» EXERCISE AIM
Quote all of the data below exactly, please.

» DATASET EXCERPTS
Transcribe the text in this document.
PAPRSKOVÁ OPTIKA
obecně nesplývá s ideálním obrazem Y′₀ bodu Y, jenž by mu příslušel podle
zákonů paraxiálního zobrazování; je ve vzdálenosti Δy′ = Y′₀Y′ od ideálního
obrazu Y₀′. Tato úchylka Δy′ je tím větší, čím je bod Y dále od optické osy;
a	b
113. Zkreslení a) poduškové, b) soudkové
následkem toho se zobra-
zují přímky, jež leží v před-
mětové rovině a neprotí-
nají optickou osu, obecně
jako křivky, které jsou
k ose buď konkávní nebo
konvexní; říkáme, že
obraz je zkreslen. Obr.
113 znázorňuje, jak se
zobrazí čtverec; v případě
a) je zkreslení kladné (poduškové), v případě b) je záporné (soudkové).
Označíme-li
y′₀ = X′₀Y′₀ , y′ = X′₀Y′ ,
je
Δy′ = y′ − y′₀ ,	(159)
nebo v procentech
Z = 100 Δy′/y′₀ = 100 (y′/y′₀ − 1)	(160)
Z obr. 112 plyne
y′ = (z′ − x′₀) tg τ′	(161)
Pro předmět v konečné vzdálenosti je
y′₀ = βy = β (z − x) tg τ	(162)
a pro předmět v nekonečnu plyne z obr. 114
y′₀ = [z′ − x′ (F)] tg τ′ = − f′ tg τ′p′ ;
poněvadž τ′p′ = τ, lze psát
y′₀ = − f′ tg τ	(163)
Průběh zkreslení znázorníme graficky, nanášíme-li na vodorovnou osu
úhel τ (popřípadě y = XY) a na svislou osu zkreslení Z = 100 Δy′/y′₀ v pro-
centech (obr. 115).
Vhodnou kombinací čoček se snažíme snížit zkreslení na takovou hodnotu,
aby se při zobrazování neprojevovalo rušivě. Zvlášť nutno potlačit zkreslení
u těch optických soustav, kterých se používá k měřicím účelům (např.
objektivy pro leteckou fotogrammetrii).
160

» THE RESULT
Transcribe the text in this document.
PAPRSKOVÁ OPTIKA
obecně nesplývá s ideálním obrazem Y′₀ bodu Y, jenž by mu příslušel podle
zákonů paraxiálního zobrazování; je ve vzdálenosti Δy′ = Y′₀Y′ od ideálního
obrazu Y₀′. Tato úchylka Δy′ je tím větší, čím je bod Y dále od optické osy;
a	b
113. Zkreslení a) poduškové, b) soudkové
následkem toho se zobra-
zují přímky, jež leží v před-
mětové rovině a neprotí-
nají optickou osu, obecně
jako křivky, které jsou
k ose buď konkávní nebo
konvexní; říkáme, že
obraz je zkreslen. Obr.
113 znázorňuje, jak se
zobrazí čtverec; v případě
a) je zkreslení kladné (poduškové), v případě b) je záporné (soudkové).
Označíme-li
y′₀ = X′₀Y′₀ , y′ = X′₀Y′ ,
je
Δy′ = y′ − y′₀ ,	(159)
nebo v procentech
Z = 100 Δy′/y′₀ = 100 (y′/y′₀ − 1)	(160)
Z obr. 112 plyne
y′ = (z′ − x′₀) tg τ′	(161)
Pro předmět v konečné vzdálenosti je
y′₀ = βy = β (z − x) tg τ	(162)
a pro předmět v nekonečnu plyne z obr. 114
y′₀ = [z′ − x′ (F)] tg τ′ = − f′ tg τ′p′ ;
poněvadž τ′p′ = τ, lze psát
y′₀ = − f′ tg τ	(163)
Průběh zkreslení znázorníme graficky, nanášíme-li na vodorovnou osu
úhel τ (popřípadě y = XY) a na svislou osu zkreslení Z = 100 Δy′/y′₀ v pro-
centech (obr. 115).
Vhodnou kombinací čoček se snažíme snížit zkreslení na takovou hodnotu,
aby se při zobrazování neprojevovalo rušivě. Zvlášť nutno potlačit zkreslení
u těch optických soustav, kterých se používá k měřicím účelům (např.
objektivy pro leteckou fotogrammetrii).
160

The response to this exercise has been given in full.